ENTRIES
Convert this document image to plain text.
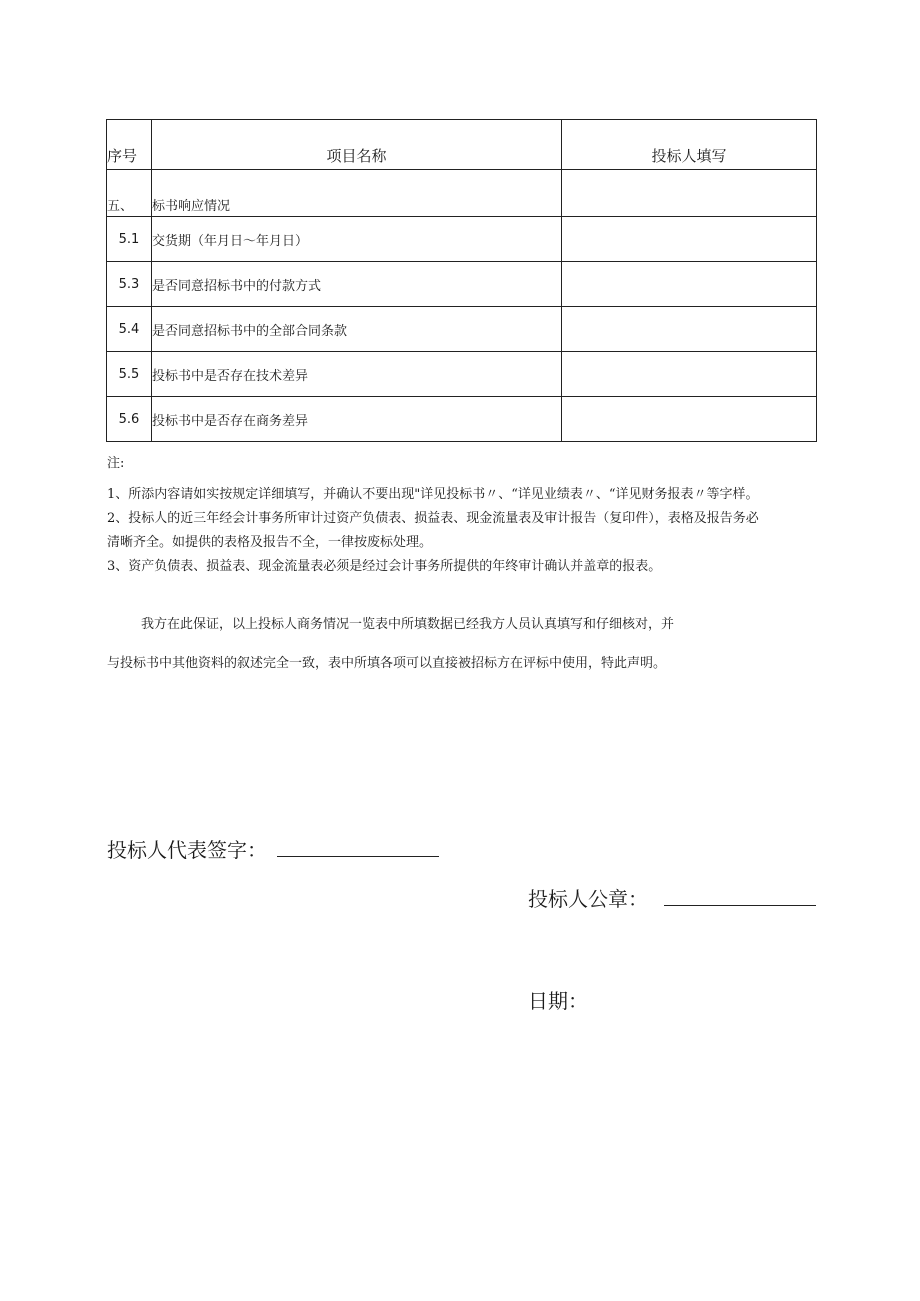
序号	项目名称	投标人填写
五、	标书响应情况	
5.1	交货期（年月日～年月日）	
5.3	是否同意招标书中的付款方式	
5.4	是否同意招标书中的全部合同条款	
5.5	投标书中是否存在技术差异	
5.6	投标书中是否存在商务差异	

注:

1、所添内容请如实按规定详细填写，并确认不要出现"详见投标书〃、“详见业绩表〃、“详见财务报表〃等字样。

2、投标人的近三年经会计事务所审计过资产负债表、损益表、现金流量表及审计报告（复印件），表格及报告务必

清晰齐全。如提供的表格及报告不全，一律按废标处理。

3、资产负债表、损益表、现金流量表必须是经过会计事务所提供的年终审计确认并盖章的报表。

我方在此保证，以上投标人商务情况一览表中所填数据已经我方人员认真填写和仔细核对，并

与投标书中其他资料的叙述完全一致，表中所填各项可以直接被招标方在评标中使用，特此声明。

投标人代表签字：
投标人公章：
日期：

SET EXERCISE
Transcribe every record above exactly as written, leaving out any pictures.

RESULT OF THE TASK
Convert this document image to plain text.
序号	项目名称	投标人填写
五、	标书响应情况	
5.1	交货期（年月日～年月日）	
5.3	是否同意招标书中的付款方式	
5.4	是否同意招标书中的全部合同条款	
5.5	投标书中是否存在技术差异	
5.6	投标书中是否存在商务差异	

注:

1、所添内容请如实按规定详细填写，并确认不要出现"详见投标书〃、“详见业绩表〃、“详见财务报表〃等字样。

2、投标人的近三年经会计事务所审计过资产负债表、损益表、现金流量表及审计报告（复印件），表格及报告务必

清晰齐全。如提供的表格及报告不全，一律按废标处理。

3、资产负债表、损益表、现金流量表必须是经过会计事务所提供的年终审计确认并盖章的报表。

我方在此保证，以上投标人商务情况一览表中所填数据已经我方人员认真填写和仔细核对，并

与投标书中其他资料的叙述完全一致，表中所填各项可以直接被招标方在评标中使用，特此声明。

投标人代表签字：
投标人公章：
日期：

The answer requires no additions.